** Exercise text follows **
Abstract

Between 1985 and 1991, 36 patients with glomus tumors of the temporal bone were operated. More than 60% of the patients presented with an advanced disease (Class C and D) according to the initially discret and slowly progressive clinical signs. Pulsatile tinnitus, hearing loss and paresis of the lower cranial nerves IV to XII were most often found. The management of the patients requires a complete surgical resection with different approaches depending on the extension of the tumor. High resolution CT of the temporal bone and selective angiography of the tumor feeding vessels proved as reliable and necessary imaging tools to determine the size of the tumor and thereby the surgical procedure. Class A tumors (n = 4) were completely resected by an enaural transmeatal approach. Class B tumors (n = 10) were removed completely in all cases by a combined transmeatal-transmastoid approach. A conductive hearing loss in 2 cases and transient facial paresis in one case were observed. Class C tumors (Glomus jugulare tumors, n = 16) required an infratemporal fossa approach type A. A complete resection was achieved in 87.5%. Class D tumors (n = 6) with intracranial extension were managed in a two stage otoneurosurgical procedure. Due to the tumor size and the required surgical procedure a higher incidence of functional lesions (combined hearing loss, vertigo, cranial nerve pareses) was observed. A facial paresis occurred in all cases but was transient in most of them. The results show that functional conservation surgery for glomus tumors of the temporal bone is only possible in Class A and B and some of the Class C tumors. This requires an early diagnosis.
** End of Exercise text **
** Available data follows **
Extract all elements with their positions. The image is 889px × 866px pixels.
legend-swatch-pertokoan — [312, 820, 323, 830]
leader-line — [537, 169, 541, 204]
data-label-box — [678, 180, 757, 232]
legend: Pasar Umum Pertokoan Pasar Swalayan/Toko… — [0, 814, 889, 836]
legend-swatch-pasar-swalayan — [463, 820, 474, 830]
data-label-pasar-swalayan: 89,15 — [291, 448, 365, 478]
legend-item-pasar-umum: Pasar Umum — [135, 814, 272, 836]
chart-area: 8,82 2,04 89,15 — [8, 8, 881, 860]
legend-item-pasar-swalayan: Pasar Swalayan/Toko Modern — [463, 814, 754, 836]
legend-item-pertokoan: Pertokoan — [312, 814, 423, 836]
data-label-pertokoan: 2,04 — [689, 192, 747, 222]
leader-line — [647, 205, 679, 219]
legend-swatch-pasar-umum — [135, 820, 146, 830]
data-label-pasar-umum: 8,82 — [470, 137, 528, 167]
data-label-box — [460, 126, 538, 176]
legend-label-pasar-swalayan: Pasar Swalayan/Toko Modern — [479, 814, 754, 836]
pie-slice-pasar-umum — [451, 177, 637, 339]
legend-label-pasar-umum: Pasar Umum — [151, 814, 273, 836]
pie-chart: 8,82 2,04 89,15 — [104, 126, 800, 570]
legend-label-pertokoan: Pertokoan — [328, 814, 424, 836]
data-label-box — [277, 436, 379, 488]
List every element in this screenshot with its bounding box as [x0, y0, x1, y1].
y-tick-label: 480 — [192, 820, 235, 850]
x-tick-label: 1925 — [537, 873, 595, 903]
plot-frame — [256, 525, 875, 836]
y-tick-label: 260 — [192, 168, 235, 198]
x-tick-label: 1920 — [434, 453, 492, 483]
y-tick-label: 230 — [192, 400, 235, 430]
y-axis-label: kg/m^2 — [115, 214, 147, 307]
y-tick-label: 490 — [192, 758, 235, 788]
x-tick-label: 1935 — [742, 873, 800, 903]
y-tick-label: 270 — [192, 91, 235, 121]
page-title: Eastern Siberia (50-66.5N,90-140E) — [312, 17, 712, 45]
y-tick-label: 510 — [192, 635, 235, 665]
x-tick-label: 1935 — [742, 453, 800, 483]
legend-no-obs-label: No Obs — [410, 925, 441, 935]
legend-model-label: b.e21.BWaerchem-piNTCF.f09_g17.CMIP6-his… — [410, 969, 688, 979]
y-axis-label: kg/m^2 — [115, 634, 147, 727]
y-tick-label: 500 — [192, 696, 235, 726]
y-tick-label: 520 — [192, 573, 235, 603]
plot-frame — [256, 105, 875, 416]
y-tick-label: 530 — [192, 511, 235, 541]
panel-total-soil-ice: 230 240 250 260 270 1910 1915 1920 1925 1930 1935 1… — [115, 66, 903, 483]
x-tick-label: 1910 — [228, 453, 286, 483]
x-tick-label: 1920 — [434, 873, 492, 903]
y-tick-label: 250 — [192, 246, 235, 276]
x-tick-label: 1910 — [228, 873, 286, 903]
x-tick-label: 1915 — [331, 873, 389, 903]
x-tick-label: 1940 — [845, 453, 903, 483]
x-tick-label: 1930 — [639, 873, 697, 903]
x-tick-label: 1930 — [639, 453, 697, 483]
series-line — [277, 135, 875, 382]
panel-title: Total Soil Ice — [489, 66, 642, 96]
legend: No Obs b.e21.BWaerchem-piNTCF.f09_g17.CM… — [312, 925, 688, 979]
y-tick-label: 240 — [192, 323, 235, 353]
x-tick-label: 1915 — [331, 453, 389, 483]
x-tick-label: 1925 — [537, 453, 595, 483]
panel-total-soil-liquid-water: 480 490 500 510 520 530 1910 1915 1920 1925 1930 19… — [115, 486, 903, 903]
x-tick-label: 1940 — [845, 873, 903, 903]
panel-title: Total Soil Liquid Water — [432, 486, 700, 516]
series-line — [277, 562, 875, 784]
** End of Available data **
→ **Assignment**
Copy the abstract on glomus tumors of the temporal bone above in full, word for word.

→ **The answer**
Abstract

Between 1985 and 1991, 36 patients with glomus tumors of the temporal bone were operated. More than 60% of the patients presented with an advanced disease (Class C and D) according to the initially discret and slowly progressive clinical signs. Pulsatile tinnitus, hearing loss and paresis of the lower cranial nerves IV to XII were most often found. The management of the patients requires a complete surgical resection with different approaches depending on the extension of the tumor. High resolution CT of the temporal bone and selective angiography of the tumor feeding vessels proved as reliable and necessary imaging tools to determine the size of the tumor and thereby the surgical procedure. Class A tumors (n = 4) were completely resected by an enaural transmeatal approach. Class B tumors (n = 10) were removed completely in all cases by a combined transmeatal-transmastoid approach. A conductive hearing loss in 2 cases and transient facial paresis in one case were observed. Class C tumors (Glomus jugulare tumors, n = 16) required an infratemporal fossa approach type A. A complete resection was achieved in 87.5%. Class D tumors (n = 6) with intracranial extension were managed in a two stage otoneurosurgical procedure. Due to the tumor size and the required surgical procedure a higher incidence of functional lesions (combined hearing loss, vertigo, cranial nerve pareses) was observed. A facial paresis occurred in all cases but was transient in most of them. The results show that functional conservation surgery for glomus tumors of the temporal bone is only possible in Class A and B and some of the Class C tumors. This requires an early diagnosis.